> [EXERCISE DESCRIPTION]: Write out the records again, exactly, leaving none out.

> [SOURCE RECORDS]:
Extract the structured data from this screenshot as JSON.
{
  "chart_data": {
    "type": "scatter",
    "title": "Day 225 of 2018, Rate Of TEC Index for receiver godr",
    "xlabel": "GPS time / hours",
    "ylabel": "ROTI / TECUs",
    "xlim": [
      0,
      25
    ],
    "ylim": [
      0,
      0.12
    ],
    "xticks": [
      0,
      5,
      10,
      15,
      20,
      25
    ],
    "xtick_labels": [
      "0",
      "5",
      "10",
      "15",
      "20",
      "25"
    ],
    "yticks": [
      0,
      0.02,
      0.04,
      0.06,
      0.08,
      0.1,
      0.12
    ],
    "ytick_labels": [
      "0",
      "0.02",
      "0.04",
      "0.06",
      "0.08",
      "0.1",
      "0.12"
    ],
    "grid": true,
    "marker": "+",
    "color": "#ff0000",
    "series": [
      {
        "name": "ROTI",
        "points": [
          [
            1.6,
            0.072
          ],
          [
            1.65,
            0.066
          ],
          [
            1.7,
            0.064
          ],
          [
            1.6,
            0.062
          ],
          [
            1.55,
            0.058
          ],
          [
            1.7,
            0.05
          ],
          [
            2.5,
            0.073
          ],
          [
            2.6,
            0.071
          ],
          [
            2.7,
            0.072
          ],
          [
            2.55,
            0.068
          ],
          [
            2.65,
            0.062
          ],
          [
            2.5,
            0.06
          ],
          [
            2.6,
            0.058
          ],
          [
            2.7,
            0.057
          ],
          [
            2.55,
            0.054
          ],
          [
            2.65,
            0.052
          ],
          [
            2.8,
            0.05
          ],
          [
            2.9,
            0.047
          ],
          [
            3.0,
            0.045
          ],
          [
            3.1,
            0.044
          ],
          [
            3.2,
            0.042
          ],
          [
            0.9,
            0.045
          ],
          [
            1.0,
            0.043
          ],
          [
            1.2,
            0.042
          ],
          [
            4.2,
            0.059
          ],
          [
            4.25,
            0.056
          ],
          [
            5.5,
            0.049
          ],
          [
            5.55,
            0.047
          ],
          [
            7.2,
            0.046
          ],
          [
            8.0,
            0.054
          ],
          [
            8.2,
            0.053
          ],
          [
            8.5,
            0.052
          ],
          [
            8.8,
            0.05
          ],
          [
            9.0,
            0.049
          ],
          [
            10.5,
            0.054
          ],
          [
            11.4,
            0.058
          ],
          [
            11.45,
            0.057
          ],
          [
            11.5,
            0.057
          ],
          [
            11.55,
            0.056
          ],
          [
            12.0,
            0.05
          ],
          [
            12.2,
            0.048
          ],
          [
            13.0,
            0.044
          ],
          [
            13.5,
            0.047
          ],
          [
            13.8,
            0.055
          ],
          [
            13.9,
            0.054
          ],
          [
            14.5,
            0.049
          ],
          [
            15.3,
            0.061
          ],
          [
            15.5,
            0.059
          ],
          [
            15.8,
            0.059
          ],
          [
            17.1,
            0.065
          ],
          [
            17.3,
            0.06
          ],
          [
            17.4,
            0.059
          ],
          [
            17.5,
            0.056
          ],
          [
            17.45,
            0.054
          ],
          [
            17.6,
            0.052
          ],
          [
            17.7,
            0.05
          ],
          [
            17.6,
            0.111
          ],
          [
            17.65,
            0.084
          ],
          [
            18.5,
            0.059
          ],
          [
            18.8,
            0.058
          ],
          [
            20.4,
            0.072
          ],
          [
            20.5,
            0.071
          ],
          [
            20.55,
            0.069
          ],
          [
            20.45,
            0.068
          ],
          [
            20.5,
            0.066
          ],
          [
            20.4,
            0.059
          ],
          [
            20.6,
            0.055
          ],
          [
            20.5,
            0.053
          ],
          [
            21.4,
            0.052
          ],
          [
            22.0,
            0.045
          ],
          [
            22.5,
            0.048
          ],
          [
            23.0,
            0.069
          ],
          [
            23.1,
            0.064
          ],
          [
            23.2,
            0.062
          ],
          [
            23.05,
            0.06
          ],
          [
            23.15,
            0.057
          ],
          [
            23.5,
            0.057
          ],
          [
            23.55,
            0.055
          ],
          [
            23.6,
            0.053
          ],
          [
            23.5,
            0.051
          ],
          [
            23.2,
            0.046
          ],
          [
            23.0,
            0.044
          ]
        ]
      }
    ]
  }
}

> [CORRECT RESPONSE]:
Extract the structured data from this screenshot as JSON.
{
  "chart_data": {
    "type": "scatter",
    "title": "Day 225 of 2018, Rate Of TEC Index for receiver godr",
    "xlabel": "GPS time / hours",
    "ylabel": "ROTI / TECUs",
    "xlim": [
      0,
      25
    ],
    "ylim": [
      0,
      0.12
    ],
    "xticks": [
      0,
      5,
      10,
      15,
      20,
      25
    ],
    "xtick_labels": [
      "0",
      "5",
      "10",
      "15",
      "20",
      "25"
    ],
    "yticks": [
      0,
      0.02,
      0.04,
      0.06,
      0.08,
      0.1,
      0.12
    ],
    "ytick_labels": [
      "0",
      "0.02",
      "0.04",
      "0.06",
      "0.08",
      "0.1",
      "0.12"
    ],
    "grid": true,
    "marker": "+",
    "color": "#ff0000",
    "series": [
      {
        "name": "ROTI",
        "points": [
          [
            1.6,
            0.072
          ],
          [
            1.65,
            0.066
          ],
          [
            1.7,
            0.064
          ],
          [
            1.6,
            0.062
          ],
          [
            1.55,
            0.058
          ],
          [
            1.7,
            0.05
          ],
          [
            2.5,
            0.073
          ],
          [
            2.6,
            0.071
          ],
          [
            2.7,
            0.072
          ],
          [
            2.55,
            0.068
          ],
          [
            2.65,
            0.062
          ],
          [
            2.5,
            0.06
          ],
          [
            2.6,
            0.058
          ],
          [
            2.7,
            0.057
          ],
          [
            2.55,
            0.054
          ],
          [
            2.65,
            0.052
          ],
          [
            2.8,
            0.05
          ],
          [
            2.9,
            0.047
          ],
          [
            3.0,
            0.045
          ],
          [
            3.1,
            0.044
          ],
          [
            3.2,
            0.042
          ],
          [
            0.9,
            0.045
          ],
          [
            1.0,
            0.043
          ],
          [
            1.2,
            0.042
          ],
          [
            4.2,
            0.059
          ],
          [
            4.25,
            0.056
          ],
          [
            5.5,
            0.049
          ],
          [
            5.55,
            0.047
          ],
          [
            7.2,
            0.046
          ],
          [
            8.0,
            0.054
          ],
          [
            8.2,
            0.053
          ],
          [
            8.5,
            0.052
          ],
          [
            8.8,
            0.05
          ],
          [
            9.0,
            0.049
          ],
          [
            10.5,
            0.054
          ],
          [
            11.4,
            0.058
          ],
          [
            11.45,
            0.057
          ],
          [
            11.5,
            0.057
          ],
          [
            11.55,
            0.056
          ],
          [
            12.0,
            0.05
          ],
          [
            12.2,
            0.048
          ],
          [
            13.0,
            0.044
          ],
          [
            13.5,
            0.047
          ],
          [
            13.8,
            0.055
          ],
          [
            13.9,
            0.054
          ],
          [
            14.5,
            0.049
          ],
          [
            15.3,
            0.061
          ],
          [
            15.5,
            0.059
          ],
          [
            15.8,
            0.059
          ],
          [
            17.1,
            0.065
          ],
          [
            17.3,
            0.06
          ],
          [
            17.4,
            0.059
          ],
          [
            17.5,
            0.056
          ],
          [
            17.45,
            0.054
          ],
          [
            17.6,
            0.052
          ],
          [
            17.7,
            0.05
          ],
          [
            17.6,
            0.111
          ],
          [
            17.65,
            0.084
          ],
          [
            18.5,
            0.059
          ],
          [
            18.8,
            0.058
          ],
          [
            20.4,
            0.072
          ],
          [
            20.5,
            0.071
          ],
          [
            20.55,
            0.069
          ],
          [
            20.45,
            0.068
          ],
          [
            20.5,
            0.066
          ],
          [
            20.4,
            0.059
          ],
          [
            20.6,
            0.055
          ],
          [
            20.5,
            0.053
          ],
          [
            21.4,
            0.052
          ],
          [
            22.0,
            0.045
          ],
          [
            22.5,
            0.048
          ],
          [
            23.0,
            0.069
          ],
          [
            23.1,
            0.064
          ],
          [
            23.2,
            0.062
          ],
          [
            23.05,
            0.06
          ],
          [
            23.15,
            0.057
          ],
          [
            23.5,
            0.057
          ],
          [
            23.55,
            0.055
          ],
          [
            23.6,
            0.053
          ],
          [
            23.5,
            0.051
          ],
          [
            23.2,
            0.046
          ],
          [
            23.0,
            0.044
          ]
        ]
      }
    ]
  }
}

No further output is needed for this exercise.